§ **Yapılacak görevler**:
(1) Fransa mobilya pazarı üzerine olan metinde, bazı büyük Fransız markalarının güçlü ortaklık kurduğu dağıtım kanallarını sıralayın.
(2) Girdilerde en baştan "close-icon[interactable]: × bbox=[636, 96, 650, 109]" ifadesini içeren satıra kadar her şeyi, iki uç da dahil ve boş satırlar hariç, "No" ve "Satır" sütunlarından oluşan bir Markdown tablosu olarak düzenleyin.

§ **Metin**:
───

Fransa, Almanya ve İtalyadan sonra Avrupanın üçüncü büyük pazarı olup, İngiltere ile birlikte bu dört ülke tüm Avrupa mobilya tüketiminin üçte ikisini gerçekleştirmektedir.Fransa aynı zamanda Avrupanın en büyük üçüncü üreticisi konumunda olmasına karşın, dünya mobilya üretiminde ise 10.culuğa kadar gerilemiştir.

İhracatta da durum farklı değildir ve global ölçekte şimdilik onuncu sırada yer almaktadır Fransa. Oysa bundan 10 yıl öncesine kadar dünya mobilya ihracatında 6. sırada yer alırken 2014 rakamları itibariyle ilk on içerisinde tutunmaya çalışmakta ve yerini yakın zaman içerisinde Malezyaya kaptıracağı öngörülmektedir.

Dünya mobilya tüketim istatistiklerinde ise Fransa 17 milyar dolar ve %4lük bir oran ile 6. sırada yer almaktadır. Öte yandan önemli bir mobilya ithalatçısı konumunda olan bu ülke, ABD ve Almanyanın ardında ihracatta üçüncü sırada yer almaktadır. Fransanın mobilya ithalatı yaptığı ülkeler arasında sırasıyla Çin, Almanya, İtalya, Polonya, İspanya, Belçike, Portekiz, Romanya, Danimarka ve Vietnam bulunuyor.

Türkiyenin mobilya ithalatında da önemli bir sıraya sahip olan Fransa, mobilya aldığımız Avrupa ülkeleri arasında Almanya, İngiltere ve İtalyadan sonra 4. sırada gelmektedir.

KRİZ SONRASI TOPARLANMA ve REKABETÇİLİK

Diğer ülkelere oranla, global finans krizi atlatma anlamında oldukça hızlı toparlanan ve başarılı bir performans göstererek kriz öncesi seviyelerine ulaşan Fransa mobilya pazarı, geleneksel prestijini kazanma peşinde.

Zaten, Fransız mobilya endüstrisinde faaliyet gösteren firmalar, çoğunlukla son 5 6 yılda Batı Avrupa pazarlarında daralan talep karşısında büyük kayıplara uğramadan, hatta stable bir çizgi izleyerek atlatmışlar. Brebir konuştuğumuz firmalar, bu başarılarını, iç pazarda yürüttükleri başarılı kampanyalar ve geleneksel olarak perakende zincirleri ile olan sıkı işbirliklerine bağlıyorlar. Hatta büyük kimi Fransız markalarının Fly, But, Atlas, Crozatier gibi büyük dağıtım kanalları ile güçlü ortaklıkları bulunuyor.

───

Bir veri kümesinde listelenen öğeler:
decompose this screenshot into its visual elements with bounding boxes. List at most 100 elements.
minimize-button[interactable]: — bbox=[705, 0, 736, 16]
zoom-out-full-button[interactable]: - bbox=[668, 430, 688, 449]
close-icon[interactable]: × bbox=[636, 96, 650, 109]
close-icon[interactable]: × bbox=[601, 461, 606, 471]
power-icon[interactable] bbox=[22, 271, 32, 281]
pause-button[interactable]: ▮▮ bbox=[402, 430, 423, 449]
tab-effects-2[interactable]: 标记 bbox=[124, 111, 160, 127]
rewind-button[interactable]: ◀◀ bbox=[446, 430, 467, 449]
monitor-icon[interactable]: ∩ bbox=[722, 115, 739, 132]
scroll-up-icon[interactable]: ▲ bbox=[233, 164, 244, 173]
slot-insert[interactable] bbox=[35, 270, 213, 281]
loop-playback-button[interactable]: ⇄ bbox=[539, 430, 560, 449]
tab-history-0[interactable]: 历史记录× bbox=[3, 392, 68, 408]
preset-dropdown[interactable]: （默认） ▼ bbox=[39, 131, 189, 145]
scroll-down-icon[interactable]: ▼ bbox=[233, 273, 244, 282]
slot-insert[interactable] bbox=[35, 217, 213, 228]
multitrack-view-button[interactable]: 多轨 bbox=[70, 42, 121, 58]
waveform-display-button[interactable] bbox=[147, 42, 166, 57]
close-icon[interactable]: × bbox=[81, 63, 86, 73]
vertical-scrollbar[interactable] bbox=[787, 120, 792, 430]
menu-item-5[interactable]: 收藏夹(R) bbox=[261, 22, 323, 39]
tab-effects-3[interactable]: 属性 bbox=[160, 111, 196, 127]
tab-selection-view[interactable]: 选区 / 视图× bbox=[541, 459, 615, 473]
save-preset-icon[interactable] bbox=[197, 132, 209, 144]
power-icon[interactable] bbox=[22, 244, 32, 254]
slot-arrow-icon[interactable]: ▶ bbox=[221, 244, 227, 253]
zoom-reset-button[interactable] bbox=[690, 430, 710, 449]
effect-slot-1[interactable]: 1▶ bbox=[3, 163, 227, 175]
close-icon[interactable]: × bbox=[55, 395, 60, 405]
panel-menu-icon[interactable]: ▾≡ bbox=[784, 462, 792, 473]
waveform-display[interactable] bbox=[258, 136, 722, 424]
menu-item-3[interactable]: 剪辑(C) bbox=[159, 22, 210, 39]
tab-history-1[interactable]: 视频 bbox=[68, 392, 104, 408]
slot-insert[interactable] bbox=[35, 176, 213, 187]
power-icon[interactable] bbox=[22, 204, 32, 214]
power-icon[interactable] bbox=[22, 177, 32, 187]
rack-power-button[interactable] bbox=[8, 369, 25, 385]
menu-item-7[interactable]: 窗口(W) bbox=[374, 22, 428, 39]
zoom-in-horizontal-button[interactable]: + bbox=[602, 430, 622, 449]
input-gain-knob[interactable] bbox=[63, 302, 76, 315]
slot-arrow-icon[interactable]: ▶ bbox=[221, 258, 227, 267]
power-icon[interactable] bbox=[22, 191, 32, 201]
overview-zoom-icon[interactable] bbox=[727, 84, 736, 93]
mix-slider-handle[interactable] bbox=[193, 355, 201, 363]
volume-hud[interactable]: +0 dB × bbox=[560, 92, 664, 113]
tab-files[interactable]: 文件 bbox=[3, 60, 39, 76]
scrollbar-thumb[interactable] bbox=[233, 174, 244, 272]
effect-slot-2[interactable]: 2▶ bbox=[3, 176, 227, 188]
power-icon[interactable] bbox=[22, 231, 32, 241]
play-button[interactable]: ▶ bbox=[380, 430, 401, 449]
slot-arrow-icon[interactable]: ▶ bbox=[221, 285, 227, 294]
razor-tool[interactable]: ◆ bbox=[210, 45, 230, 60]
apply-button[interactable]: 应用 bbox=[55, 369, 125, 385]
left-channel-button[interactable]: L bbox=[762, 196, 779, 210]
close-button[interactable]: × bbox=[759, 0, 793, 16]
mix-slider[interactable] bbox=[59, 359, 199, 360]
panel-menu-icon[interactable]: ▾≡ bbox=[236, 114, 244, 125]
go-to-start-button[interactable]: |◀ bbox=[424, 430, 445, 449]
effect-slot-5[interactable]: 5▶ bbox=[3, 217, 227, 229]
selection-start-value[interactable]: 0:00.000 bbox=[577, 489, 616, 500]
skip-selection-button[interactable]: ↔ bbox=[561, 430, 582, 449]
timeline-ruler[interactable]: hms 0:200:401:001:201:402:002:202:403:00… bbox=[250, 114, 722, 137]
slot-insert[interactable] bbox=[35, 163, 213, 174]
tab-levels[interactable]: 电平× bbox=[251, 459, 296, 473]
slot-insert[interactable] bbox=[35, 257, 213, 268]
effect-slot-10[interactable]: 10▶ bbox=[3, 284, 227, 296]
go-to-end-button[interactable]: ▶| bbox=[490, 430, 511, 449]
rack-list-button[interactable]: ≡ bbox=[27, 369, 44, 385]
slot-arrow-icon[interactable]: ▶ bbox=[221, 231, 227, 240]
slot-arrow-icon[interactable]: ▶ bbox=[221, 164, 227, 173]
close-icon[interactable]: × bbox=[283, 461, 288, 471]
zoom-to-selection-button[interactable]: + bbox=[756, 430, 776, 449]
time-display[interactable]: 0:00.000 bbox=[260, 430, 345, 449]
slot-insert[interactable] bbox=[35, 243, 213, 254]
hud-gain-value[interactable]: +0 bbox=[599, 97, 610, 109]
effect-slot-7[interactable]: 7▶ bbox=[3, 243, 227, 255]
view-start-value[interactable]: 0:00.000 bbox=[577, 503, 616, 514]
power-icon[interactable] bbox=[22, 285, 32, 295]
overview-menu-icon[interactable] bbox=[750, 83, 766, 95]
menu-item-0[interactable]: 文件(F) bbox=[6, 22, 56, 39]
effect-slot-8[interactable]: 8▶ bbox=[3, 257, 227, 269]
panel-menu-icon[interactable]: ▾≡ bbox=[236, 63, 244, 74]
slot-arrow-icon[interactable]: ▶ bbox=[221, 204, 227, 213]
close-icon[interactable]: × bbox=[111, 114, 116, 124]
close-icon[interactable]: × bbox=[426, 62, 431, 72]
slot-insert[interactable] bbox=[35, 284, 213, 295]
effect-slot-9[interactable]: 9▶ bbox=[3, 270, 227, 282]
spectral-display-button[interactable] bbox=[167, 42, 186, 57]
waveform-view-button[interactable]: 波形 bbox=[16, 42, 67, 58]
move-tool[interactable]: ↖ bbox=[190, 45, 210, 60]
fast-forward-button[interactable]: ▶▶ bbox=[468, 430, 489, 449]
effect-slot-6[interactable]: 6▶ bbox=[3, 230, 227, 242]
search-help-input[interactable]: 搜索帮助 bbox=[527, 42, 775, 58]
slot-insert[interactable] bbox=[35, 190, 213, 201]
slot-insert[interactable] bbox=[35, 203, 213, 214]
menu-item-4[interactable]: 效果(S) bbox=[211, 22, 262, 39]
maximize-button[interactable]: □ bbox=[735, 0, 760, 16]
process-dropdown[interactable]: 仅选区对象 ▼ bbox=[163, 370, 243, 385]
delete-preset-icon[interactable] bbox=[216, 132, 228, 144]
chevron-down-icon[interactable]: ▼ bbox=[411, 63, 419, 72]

───

§ **Görev yanıtları**:
(1) Fly, But, Atlas, Crozatier

(2)
| No | Satır |
|---|---|
| 1 | decompose this screenshot into its visual elements with bounding boxes. List at most 100 elements. |
| 2 | minimize-button[interactable]: — bbox=[705, 0, 736, 16] |
| 3 | zoom-out-full-button[interactable]: - bbox=[668, 430, 688, 449] |
| 4 | close-icon[interactable]: × bbox=[636, 96, 650, 109] |